**PROBLEM DESCRIPTION:**
Print each of the following rows exactly as it appears, keeping every character and the original order.

**INFORMATION SUPPLIED:**
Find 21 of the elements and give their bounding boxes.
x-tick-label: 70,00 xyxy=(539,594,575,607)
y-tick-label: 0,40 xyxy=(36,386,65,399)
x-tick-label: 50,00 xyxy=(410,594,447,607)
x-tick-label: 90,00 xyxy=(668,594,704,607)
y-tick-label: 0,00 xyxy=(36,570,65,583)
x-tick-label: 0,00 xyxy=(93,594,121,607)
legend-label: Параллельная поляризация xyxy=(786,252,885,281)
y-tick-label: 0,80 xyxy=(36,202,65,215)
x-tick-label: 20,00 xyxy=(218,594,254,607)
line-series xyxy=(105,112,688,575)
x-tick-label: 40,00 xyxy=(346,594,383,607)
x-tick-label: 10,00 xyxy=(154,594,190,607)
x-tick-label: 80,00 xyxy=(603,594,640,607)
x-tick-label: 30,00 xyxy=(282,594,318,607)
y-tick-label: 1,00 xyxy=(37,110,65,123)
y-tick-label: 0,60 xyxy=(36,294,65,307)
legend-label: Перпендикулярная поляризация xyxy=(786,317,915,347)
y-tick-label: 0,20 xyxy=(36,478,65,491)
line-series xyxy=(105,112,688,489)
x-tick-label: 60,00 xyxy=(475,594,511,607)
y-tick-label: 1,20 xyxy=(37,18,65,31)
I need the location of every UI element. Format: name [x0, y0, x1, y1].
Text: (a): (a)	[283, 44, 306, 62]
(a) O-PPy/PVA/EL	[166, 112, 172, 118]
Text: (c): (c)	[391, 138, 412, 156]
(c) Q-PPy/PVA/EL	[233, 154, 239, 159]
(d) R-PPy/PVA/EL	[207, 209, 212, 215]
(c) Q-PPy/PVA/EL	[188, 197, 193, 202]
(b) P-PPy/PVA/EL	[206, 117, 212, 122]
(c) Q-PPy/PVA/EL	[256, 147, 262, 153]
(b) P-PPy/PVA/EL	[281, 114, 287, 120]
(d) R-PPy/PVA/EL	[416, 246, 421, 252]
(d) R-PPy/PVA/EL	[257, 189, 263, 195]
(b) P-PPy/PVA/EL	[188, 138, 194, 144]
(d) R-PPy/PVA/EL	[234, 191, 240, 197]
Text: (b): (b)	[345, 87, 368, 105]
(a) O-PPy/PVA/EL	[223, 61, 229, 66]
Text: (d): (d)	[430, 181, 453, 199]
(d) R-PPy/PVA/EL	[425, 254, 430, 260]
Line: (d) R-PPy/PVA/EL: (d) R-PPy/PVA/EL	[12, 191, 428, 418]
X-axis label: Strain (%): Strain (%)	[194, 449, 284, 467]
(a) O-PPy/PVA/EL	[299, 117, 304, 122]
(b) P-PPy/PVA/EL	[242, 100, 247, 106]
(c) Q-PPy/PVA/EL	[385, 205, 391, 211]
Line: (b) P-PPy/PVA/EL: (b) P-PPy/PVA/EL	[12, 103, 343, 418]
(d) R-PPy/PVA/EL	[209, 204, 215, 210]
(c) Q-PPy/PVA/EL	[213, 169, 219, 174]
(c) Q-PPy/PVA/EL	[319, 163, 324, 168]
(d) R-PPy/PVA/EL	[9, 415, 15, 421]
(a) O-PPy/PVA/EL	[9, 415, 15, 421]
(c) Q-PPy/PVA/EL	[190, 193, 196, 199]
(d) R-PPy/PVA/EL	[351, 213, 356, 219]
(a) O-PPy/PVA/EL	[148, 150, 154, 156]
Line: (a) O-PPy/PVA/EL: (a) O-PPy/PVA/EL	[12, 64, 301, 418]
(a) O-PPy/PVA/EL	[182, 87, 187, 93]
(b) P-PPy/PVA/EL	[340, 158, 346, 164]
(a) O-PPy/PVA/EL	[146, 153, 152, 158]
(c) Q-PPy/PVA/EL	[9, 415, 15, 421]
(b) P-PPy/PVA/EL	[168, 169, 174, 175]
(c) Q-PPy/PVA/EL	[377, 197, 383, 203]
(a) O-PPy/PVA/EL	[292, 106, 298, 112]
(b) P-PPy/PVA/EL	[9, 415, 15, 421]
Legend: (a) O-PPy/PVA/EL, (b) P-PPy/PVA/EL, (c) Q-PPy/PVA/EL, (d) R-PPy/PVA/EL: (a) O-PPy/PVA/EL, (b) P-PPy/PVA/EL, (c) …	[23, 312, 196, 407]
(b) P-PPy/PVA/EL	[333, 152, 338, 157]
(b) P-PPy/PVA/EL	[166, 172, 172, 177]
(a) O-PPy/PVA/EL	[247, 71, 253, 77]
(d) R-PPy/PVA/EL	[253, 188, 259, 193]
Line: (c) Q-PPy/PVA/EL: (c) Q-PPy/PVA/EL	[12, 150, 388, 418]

**RESPONSE BELOW:**
Find 21 of the elements and give their bounding boxes.
x-tick-label: 70,00 xyxy=(539,594,575,607)
y-tick-label: 0,40 xyxy=(36,386,65,399)
x-tick-label: 50,00 xyxy=(410,594,447,607)
x-tick-label: 90,00 xyxy=(668,594,704,607)
y-tick-label: 0,00 xyxy=(36,570,65,583)
x-tick-label: 0,00 xyxy=(93,594,121,607)
legend-label: Параллельная поляризация xyxy=(786,252,885,281)
y-tick-label: 0,80 xyxy=(36,202,65,215)
x-tick-label: 20,00 xyxy=(218,594,254,607)
line-series xyxy=(105,112,688,575)
x-tick-label: 40,00 xyxy=(346,594,383,607)
x-tick-label: 10,00 xyxy=(154,594,190,607)
x-tick-label: 80,00 xyxy=(603,594,640,607)
x-tick-label: 30,00 xyxy=(282,594,318,607)
y-tick-label: 1,00 xyxy=(37,110,65,123)
y-tick-label: 0,60 xyxy=(36,294,65,307)
legend-label: Перпендикулярная поляризация xyxy=(786,317,915,347)
y-tick-label: 0,20 xyxy=(36,478,65,491)
line-series xyxy=(105,112,688,489)
x-tick-label: 60,00 xyxy=(475,594,511,607)
y-tick-label: 1,20 xyxy=(37,18,65,31)
I need the location of every UI element. Format: name [x0, y0, x1, y1].
Text: (a): (a)	[283, 44, 306, 62]
(a) O-PPy/PVA/EL	[166, 112, 172, 118]
Text: (c): (c)	[391, 138, 412, 156]
(c) Q-PPy/PVA/EL	[233, 154, 239, 159]
(d) R-PPy/PVA/EL	[207, 209, 212, 215]
(c) Q-PPy/PVA/EL	[188, 197, 193, 202]
(b) P-PPy/PVA/EL	[206, 117, 212, 122]
(c) Q-PPy/PVA/EL	[256, 147, 262, 153]
(b) P-PPy/PVA/EL	[281, 114, 287, 120]
(d) R-PPy/PVA/EL	[416, 246, 421, 252]
(d) R-PPy/PVA/EL	[257, 189, 263, 195]
(b) P-PPy/PVA/EL	[188, 138, 194, 144]
(d) R-PPy/PVA/EL	[234, 191, 240, 197]
Text: (b): (b)	[345, 87, 368, 105]
(a) O-PPy/PVA/EL	[223, 61, 229, 66]
Text: (d): (d)	[430, 181, 453, 199]
(d) R-PPy/PVA/EL	[425, 254, 430, 260]
Line: (d) R-PPy/PVA/EL: (d) R-PPy/PVA/EL	[12, 191, 428, 418]
X-axis label: Strain (%): Strain (%)	[194, 449, 284, 467]
(a) O-PPy/PVA/EL	[299, 117, 304, 122]
(b) P-PPy/PVA/EL	[242, 100, 247, 106]
(c) Q-PPy/PVA/EL	[385, 205, 391, 211]
Line: (b) P-PPy/PVA/EL: (b) P-PPy/PVA/EL	[12, 103, 343, 418]
(d) R-PPy/PVA/EL	[209, 204, 215, 210]
(c) Q-PPy/PVA/EL	[213, 169, 219, 174]
(c) Q-PPy/PVA/EL	[319, 163, 324, 168]
(d) R-PPy/PVA/EL	[9, 415, 15, 421]
(a) O-PPy/PVA/EL	[9, 415, 15, 421]
(c) Q-PPy/PVA/EL	[190, 193, 196, 199]
(d) R-PPy/PVA/EL	[351, 213, 356, 219]
(a) O-PPy/PVA/EL	[148, 150, 154, 156]
Line: (a) O-PPy/PVA/EL: (a) O-PPy/PVA/EL	[12, 64, 301, 418]
(a) O-PPy/PVA/EL	[182, 87, 187, 93]
(b) P-PPy/PVA/EL	[340, 158, 346, 164]
(a) O-PPy/PVA/EL	[146, 153, 152, 158]
(c) Q-PPy/PVA/EL	[9, 415, 15, 421]
(b) P-PPy/PVA/EL	[168, 169, 174, 175]
(c) Q-PPy/PVA/EL	[377, 197, 383, 203]
(a) O-PPy/PVA/EL	[292, 106, 298, 112]
(b) P-PPy/PVA/EL	[9, 415, 15, 421]
Legend: (a) O-PPy/PVA/EL, (b) P-PPy/PVA/EL, (c) Q-PPy/PVA/EL, (d) R-PPy/PVA/EL: (a) O-PPy/PVA/EL, (b) P-PPy/PVA/EL, (c) …	[23, 312, 196, 407]
(b) P-PPy/PVA/EL	[333, 152, 338, 157]
(b) P-PPy/PVA/EL	[166, 172, 172, 177]
(a) O-PPy/PVA/EL	[247, 71, 253, 77]
(d) R-PPy/PVA/EL	[253, 188, 259, 193]
Line: (c) Q-PPy/PVA/EL: (c) Q-PPy/PVA/EL	[12, 150, 388, 418]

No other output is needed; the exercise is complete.